** START **

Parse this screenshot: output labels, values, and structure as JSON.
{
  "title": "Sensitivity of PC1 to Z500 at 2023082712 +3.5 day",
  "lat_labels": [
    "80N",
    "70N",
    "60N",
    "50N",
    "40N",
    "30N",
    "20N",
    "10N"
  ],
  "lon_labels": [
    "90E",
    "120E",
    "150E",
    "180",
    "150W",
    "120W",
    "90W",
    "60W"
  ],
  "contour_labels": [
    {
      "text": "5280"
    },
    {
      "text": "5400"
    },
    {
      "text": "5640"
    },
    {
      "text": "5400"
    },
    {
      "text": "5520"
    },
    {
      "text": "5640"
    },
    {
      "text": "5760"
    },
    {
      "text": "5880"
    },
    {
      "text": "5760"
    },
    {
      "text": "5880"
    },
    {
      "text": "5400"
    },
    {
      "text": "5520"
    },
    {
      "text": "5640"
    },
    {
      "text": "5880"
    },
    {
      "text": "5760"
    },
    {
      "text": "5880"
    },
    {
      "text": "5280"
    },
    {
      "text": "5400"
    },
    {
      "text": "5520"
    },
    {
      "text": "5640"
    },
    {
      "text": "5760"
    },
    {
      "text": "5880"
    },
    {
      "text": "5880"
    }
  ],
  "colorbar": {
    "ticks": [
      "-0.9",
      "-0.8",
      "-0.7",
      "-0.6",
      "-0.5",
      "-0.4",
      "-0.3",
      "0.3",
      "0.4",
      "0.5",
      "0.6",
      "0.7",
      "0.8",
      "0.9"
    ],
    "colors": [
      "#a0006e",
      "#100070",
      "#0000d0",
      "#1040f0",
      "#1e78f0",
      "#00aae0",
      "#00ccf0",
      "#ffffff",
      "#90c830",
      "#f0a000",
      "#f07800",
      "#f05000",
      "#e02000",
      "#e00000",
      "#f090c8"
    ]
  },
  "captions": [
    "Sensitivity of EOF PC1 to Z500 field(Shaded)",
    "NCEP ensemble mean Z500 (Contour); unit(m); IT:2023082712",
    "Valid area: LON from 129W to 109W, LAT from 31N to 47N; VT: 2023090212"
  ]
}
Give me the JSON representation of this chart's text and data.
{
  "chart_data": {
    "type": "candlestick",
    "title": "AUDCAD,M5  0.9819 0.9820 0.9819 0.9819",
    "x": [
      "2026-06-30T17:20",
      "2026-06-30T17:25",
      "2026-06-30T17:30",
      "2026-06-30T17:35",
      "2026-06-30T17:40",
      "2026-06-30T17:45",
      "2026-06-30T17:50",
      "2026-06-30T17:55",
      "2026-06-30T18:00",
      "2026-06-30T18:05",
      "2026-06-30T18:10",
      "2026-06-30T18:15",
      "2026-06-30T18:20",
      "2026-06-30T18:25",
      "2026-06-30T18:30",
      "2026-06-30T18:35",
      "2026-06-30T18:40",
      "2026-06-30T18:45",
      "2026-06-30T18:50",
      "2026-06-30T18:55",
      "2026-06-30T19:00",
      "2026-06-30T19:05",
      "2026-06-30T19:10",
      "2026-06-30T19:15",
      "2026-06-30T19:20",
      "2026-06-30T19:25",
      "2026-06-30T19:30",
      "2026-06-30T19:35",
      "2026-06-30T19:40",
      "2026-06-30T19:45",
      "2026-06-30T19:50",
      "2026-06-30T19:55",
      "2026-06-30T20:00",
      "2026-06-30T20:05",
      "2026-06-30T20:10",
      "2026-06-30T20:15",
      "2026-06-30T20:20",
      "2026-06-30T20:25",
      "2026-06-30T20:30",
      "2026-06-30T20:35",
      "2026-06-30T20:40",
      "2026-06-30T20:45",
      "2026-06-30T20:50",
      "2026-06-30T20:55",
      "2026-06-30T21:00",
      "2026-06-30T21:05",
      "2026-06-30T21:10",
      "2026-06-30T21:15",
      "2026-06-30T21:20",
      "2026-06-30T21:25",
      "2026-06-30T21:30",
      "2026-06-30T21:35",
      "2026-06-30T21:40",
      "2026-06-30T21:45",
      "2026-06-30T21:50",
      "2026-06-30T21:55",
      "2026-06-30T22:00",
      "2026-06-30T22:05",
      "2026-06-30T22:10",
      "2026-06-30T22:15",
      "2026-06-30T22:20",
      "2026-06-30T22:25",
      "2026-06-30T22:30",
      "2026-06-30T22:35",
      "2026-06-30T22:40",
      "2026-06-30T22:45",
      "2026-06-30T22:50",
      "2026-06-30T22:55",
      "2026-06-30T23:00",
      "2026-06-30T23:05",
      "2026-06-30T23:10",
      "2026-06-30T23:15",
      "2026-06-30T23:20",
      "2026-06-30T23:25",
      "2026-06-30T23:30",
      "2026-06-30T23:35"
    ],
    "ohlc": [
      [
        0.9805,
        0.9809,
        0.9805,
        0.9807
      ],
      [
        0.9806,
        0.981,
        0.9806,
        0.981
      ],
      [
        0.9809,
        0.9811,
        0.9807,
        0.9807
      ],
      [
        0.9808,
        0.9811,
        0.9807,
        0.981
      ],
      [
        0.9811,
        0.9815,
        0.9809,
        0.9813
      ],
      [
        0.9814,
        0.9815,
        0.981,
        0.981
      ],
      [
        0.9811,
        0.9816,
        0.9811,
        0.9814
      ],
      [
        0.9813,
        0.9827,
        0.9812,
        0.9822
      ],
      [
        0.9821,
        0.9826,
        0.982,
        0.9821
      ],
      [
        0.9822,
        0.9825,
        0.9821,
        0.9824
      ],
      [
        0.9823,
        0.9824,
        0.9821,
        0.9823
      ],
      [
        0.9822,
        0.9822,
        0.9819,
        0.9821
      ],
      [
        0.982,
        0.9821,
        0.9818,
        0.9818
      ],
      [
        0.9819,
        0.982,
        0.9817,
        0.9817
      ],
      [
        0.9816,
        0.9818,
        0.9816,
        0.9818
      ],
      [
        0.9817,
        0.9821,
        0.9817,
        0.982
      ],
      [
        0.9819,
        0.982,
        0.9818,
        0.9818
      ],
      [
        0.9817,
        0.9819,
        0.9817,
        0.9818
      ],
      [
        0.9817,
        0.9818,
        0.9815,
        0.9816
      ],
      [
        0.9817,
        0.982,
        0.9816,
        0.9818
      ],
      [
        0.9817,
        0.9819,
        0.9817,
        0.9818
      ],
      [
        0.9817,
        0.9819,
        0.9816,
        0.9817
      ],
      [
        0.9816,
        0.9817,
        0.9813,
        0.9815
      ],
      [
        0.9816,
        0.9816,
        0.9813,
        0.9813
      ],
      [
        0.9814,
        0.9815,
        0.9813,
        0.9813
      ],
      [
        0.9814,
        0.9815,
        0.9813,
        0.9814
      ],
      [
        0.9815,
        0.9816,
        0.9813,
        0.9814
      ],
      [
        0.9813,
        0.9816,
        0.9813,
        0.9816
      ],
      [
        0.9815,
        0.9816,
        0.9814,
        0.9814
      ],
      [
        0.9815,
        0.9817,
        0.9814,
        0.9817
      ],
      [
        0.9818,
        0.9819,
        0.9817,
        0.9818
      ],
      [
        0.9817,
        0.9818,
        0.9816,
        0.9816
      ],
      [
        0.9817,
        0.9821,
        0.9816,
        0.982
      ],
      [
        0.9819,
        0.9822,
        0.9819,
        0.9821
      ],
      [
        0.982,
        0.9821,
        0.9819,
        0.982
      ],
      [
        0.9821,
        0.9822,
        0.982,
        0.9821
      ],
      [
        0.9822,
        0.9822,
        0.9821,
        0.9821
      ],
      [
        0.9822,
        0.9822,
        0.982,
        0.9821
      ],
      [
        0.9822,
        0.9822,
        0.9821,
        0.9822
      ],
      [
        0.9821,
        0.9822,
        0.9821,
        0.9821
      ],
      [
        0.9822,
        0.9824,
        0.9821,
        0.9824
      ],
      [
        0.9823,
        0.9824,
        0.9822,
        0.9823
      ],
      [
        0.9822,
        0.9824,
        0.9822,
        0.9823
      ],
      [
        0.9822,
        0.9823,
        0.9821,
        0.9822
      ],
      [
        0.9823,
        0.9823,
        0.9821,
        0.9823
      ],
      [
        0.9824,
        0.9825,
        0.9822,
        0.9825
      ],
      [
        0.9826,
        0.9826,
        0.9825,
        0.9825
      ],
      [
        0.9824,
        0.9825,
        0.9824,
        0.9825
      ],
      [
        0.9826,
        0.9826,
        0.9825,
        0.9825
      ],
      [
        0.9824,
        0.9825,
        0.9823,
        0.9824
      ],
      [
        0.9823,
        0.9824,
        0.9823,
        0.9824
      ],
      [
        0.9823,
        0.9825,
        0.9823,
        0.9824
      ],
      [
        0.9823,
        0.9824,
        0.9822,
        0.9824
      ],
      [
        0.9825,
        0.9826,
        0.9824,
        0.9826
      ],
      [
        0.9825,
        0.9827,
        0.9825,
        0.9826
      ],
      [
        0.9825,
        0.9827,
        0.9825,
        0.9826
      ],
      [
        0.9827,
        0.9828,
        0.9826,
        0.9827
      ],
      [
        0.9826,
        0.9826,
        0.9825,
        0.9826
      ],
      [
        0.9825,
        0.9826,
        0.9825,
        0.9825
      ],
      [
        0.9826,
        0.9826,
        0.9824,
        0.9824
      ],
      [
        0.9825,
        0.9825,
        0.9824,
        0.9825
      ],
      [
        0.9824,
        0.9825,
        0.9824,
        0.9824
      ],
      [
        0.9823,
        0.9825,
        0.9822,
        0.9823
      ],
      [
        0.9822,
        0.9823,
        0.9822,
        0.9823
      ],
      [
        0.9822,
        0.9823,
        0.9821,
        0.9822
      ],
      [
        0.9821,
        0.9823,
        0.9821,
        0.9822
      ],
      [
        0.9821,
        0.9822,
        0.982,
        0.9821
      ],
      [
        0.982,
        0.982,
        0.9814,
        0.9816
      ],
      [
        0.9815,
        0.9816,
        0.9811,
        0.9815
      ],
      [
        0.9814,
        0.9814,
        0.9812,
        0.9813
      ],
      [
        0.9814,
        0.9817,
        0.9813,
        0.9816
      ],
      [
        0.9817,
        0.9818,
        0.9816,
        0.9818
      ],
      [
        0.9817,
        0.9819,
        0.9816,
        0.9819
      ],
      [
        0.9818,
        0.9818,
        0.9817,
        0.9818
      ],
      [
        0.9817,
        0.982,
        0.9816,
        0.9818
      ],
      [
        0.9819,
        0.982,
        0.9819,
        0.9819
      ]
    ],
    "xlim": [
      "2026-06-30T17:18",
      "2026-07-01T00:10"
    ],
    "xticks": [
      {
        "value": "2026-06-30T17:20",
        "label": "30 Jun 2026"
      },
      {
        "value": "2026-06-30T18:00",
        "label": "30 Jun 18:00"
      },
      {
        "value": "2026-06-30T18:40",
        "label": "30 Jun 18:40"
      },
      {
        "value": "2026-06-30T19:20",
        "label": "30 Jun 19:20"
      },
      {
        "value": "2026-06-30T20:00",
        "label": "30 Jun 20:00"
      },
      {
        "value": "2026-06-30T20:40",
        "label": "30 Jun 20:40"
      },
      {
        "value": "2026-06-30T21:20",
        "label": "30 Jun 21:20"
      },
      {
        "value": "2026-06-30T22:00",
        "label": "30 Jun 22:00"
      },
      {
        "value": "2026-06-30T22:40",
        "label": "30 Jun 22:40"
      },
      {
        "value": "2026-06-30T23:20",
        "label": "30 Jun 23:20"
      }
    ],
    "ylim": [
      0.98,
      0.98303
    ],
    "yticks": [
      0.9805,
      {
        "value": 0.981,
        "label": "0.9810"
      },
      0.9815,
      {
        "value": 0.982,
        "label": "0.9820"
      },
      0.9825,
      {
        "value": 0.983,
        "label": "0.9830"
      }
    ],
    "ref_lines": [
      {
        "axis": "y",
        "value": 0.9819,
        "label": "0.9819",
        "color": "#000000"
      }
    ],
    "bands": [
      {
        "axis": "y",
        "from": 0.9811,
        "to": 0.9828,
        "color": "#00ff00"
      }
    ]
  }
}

** END **

The problem:
Copy each line that contains the word "Sensitivity".

Finished answer:
  "title": "Sensitivity of PC1 to Z500 at 2023082712 +3.5 day",
    "Sensitivity of EOF PC1 to Z500 field(Shaded)",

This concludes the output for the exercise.